SUPPLIED DATA>
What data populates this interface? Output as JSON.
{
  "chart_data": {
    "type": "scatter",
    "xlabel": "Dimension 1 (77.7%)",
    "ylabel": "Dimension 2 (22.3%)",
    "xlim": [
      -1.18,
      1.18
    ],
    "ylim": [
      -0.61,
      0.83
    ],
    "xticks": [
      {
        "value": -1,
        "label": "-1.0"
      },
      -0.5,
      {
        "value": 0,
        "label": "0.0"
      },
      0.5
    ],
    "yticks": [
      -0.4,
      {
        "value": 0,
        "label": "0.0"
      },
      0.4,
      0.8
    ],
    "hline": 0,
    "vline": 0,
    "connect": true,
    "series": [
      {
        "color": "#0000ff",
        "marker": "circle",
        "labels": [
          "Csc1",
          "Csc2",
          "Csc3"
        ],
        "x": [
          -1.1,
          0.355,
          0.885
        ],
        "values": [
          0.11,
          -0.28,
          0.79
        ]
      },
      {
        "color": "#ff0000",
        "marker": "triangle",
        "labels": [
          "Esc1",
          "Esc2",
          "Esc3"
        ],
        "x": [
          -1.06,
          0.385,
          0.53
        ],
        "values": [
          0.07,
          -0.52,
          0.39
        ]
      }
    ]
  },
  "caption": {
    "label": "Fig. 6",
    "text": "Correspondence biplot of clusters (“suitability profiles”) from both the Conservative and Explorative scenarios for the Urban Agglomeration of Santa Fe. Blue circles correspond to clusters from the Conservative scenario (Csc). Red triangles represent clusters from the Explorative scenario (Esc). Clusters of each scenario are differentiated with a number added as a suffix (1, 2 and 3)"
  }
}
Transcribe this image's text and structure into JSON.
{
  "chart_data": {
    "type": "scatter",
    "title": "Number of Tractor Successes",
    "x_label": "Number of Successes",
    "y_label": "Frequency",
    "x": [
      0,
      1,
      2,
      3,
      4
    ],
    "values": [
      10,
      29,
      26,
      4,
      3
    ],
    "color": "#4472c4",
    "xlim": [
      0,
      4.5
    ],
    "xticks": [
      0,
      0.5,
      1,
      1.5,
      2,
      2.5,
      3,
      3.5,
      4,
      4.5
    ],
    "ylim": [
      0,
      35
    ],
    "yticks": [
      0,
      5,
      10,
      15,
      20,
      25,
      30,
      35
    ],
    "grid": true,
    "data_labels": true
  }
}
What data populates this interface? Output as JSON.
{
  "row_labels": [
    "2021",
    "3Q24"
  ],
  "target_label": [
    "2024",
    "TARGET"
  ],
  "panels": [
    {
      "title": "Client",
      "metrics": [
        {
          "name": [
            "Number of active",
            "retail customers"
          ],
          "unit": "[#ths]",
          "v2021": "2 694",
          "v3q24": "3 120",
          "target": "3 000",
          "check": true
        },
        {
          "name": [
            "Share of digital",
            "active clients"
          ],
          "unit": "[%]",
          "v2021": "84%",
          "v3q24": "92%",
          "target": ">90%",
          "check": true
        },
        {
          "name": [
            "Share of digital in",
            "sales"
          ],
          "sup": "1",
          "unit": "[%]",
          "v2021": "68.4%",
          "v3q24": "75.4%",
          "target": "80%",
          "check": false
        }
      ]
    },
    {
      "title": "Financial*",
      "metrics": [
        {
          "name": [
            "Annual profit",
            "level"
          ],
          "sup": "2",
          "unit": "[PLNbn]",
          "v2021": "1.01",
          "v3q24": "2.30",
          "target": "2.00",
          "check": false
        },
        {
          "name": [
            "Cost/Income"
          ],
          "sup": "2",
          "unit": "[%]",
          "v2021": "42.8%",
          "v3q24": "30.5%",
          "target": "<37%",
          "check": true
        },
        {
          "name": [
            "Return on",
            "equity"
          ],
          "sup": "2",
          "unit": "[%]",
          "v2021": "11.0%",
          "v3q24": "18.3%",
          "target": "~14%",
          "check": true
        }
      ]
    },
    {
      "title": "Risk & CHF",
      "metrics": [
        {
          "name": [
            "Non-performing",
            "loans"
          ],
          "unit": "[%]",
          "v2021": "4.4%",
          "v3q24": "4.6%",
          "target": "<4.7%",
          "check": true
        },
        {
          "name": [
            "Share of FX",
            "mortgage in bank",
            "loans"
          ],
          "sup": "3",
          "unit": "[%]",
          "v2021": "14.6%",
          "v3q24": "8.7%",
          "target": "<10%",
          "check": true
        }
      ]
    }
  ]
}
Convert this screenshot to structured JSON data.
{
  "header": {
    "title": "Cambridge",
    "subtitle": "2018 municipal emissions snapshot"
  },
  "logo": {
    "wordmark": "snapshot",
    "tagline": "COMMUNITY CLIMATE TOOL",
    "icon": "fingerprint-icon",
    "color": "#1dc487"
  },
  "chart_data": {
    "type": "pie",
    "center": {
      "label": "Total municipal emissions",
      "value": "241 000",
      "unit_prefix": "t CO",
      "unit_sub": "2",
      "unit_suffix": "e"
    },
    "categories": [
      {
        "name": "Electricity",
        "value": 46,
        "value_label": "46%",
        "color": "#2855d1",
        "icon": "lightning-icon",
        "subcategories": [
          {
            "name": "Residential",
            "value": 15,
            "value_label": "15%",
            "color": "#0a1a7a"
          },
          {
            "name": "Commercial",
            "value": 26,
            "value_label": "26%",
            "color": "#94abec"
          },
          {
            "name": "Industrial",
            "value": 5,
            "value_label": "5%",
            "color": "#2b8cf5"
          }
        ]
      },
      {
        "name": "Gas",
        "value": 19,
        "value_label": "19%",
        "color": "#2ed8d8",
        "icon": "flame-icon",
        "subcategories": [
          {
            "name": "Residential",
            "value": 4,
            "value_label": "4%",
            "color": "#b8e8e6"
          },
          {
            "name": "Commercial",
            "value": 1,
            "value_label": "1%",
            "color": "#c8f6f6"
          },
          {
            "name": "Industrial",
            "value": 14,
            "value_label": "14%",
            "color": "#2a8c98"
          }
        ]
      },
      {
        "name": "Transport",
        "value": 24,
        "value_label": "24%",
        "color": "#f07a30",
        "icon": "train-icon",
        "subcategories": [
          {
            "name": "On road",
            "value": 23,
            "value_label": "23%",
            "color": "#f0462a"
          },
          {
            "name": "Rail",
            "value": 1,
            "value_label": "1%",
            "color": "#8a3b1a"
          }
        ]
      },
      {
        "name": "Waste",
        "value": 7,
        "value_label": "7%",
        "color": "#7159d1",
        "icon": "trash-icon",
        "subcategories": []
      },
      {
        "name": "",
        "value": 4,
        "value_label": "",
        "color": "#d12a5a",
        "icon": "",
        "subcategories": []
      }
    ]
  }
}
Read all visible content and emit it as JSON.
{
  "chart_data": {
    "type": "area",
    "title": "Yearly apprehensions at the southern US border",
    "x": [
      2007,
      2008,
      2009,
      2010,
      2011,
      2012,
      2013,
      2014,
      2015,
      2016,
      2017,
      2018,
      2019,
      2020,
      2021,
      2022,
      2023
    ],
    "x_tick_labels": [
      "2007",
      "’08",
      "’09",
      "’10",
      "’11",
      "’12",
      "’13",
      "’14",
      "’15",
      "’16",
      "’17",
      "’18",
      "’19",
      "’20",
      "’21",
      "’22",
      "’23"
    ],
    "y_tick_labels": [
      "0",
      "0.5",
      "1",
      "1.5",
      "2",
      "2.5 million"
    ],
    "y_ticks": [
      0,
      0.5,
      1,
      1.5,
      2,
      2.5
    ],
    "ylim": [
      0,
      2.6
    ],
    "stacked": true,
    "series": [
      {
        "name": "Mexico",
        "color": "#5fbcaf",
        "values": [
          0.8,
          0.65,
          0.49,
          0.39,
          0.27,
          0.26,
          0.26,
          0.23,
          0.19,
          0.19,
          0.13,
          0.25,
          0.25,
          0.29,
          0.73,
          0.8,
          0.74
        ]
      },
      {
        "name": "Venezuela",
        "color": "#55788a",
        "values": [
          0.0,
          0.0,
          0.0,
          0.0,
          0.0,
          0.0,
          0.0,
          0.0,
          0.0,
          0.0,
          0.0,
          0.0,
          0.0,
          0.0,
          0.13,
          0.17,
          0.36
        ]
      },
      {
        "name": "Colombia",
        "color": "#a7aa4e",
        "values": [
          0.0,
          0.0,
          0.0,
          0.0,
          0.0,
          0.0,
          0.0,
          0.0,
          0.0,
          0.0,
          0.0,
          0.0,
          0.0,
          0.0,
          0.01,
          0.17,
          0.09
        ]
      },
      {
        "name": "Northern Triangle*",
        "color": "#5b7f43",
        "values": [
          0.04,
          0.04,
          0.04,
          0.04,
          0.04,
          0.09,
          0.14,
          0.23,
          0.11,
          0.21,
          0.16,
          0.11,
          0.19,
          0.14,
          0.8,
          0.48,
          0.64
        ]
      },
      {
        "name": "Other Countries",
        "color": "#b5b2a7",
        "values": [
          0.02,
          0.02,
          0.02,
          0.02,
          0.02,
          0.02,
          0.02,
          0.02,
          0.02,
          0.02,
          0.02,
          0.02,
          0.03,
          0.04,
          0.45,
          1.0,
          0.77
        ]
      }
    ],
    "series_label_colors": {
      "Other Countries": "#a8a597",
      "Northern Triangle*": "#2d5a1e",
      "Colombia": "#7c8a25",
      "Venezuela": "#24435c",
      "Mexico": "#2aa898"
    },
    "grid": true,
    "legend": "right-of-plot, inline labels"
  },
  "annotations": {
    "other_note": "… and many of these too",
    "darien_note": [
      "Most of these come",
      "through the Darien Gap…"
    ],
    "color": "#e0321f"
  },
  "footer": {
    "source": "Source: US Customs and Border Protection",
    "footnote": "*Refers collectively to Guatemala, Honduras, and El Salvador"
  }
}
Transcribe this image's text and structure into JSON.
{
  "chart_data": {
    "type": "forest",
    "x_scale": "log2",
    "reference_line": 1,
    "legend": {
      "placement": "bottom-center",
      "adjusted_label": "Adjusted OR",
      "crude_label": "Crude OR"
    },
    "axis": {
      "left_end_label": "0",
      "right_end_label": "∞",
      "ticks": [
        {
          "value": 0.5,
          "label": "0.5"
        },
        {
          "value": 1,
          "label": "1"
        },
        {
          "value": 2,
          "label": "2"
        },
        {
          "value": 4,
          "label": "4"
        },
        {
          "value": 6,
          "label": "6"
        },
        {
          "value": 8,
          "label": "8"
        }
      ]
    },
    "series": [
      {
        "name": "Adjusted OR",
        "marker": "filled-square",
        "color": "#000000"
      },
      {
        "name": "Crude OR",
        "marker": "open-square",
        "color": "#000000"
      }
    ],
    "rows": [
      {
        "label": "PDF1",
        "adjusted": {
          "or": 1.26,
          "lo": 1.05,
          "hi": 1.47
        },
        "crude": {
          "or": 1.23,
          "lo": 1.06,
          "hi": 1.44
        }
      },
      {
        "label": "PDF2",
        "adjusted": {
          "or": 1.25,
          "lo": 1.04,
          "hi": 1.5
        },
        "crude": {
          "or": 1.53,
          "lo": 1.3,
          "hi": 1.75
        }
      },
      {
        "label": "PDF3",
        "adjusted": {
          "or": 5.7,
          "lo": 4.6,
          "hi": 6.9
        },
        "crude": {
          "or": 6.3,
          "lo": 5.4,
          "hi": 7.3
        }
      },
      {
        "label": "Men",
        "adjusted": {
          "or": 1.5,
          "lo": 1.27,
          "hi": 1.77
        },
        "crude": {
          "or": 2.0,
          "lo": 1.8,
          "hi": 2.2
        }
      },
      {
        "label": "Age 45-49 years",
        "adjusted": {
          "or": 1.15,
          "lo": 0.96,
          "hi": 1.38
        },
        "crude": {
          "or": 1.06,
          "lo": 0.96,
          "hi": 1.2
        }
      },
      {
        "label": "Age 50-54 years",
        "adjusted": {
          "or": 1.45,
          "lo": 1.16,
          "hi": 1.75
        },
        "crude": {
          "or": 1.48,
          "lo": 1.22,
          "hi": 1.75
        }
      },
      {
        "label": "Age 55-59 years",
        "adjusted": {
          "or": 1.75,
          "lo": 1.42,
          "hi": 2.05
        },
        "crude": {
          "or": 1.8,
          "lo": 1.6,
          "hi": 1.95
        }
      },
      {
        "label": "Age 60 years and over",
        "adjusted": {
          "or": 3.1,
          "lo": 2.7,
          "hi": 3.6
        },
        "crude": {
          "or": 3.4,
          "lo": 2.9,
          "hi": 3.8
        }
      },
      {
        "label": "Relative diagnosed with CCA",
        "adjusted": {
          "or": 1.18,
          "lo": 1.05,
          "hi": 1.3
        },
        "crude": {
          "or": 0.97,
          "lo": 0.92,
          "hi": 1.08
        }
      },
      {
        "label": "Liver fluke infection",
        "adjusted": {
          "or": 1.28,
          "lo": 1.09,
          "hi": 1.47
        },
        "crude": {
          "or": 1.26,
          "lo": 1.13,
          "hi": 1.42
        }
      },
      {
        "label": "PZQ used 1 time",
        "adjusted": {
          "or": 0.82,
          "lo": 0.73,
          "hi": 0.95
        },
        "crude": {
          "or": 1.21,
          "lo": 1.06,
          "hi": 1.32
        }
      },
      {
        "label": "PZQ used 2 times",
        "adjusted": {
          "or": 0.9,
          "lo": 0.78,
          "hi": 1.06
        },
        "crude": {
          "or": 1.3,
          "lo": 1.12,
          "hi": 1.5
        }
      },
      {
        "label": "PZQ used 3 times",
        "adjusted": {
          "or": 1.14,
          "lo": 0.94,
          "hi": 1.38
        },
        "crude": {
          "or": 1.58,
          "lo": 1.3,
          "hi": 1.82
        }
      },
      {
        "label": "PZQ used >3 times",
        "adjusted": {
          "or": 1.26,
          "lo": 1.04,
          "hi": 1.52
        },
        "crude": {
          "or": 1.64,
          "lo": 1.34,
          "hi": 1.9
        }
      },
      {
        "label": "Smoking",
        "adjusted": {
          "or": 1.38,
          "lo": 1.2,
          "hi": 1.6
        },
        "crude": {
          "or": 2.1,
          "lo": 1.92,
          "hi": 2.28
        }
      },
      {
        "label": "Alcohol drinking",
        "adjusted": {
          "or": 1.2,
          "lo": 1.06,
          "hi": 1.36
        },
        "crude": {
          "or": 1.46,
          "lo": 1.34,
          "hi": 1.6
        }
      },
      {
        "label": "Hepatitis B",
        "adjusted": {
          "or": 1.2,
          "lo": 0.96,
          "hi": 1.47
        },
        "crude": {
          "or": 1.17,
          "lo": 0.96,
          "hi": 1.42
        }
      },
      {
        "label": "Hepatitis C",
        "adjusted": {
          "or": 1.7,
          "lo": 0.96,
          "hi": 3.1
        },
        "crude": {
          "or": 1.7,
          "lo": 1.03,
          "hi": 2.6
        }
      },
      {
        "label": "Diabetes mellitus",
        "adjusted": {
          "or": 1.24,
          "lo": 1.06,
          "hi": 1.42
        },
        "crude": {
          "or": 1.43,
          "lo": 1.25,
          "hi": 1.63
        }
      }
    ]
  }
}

WHAT YOU ARE ASKED TO DO>
From the material above, gather all lines that include the string "digital" and copy them.

ANSWER TO THE EXERCISE>
            "Share of digital",
            "Share of digital in",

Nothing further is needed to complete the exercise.